** WORK TO BE COMPLETED **
Assemble all lines in which the string "icon" appears.
◇ ◇ ◇ ◇
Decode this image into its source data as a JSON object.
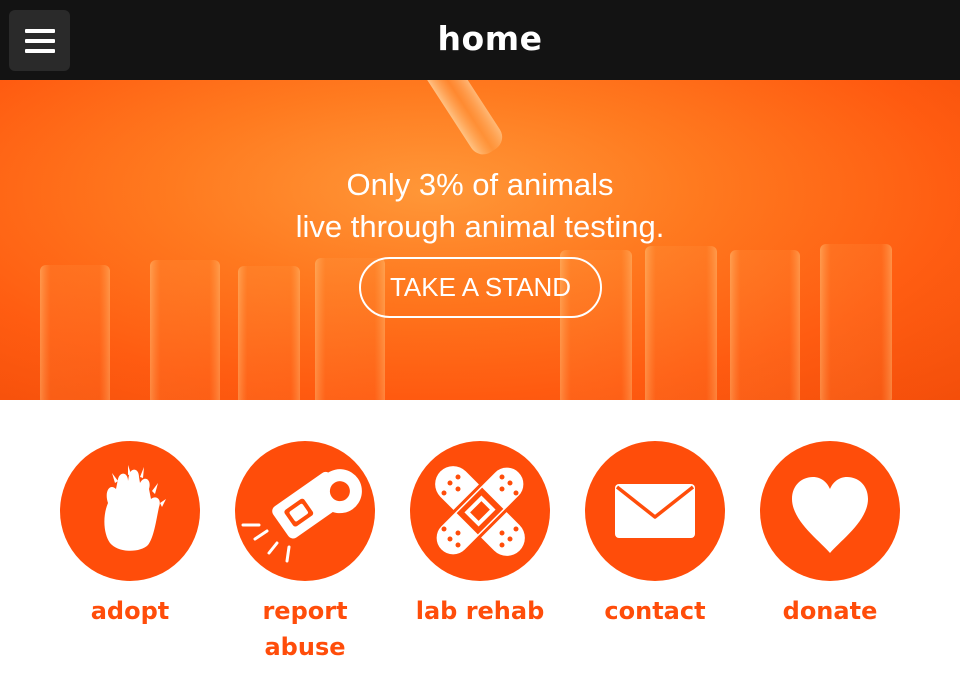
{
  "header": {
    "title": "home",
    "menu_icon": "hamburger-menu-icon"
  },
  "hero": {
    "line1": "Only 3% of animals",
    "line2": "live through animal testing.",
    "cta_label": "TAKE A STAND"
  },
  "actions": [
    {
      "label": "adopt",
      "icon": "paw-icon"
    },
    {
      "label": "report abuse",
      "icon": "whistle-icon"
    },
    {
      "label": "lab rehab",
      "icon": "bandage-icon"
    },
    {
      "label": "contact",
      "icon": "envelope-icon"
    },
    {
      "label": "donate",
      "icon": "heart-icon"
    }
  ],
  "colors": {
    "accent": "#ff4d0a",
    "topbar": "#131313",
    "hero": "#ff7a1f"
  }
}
◇ ◇ ◇ ◇
** WRITTEN RESPONSE **
    "menu_icon": "hamburger-menu-icon"
      "icon": "paw-icon"
      "icon": "whistle-icon"
      "icon": "bandage-icon"
      "icon": "envelope-icon"
      "icon": "heart-icon"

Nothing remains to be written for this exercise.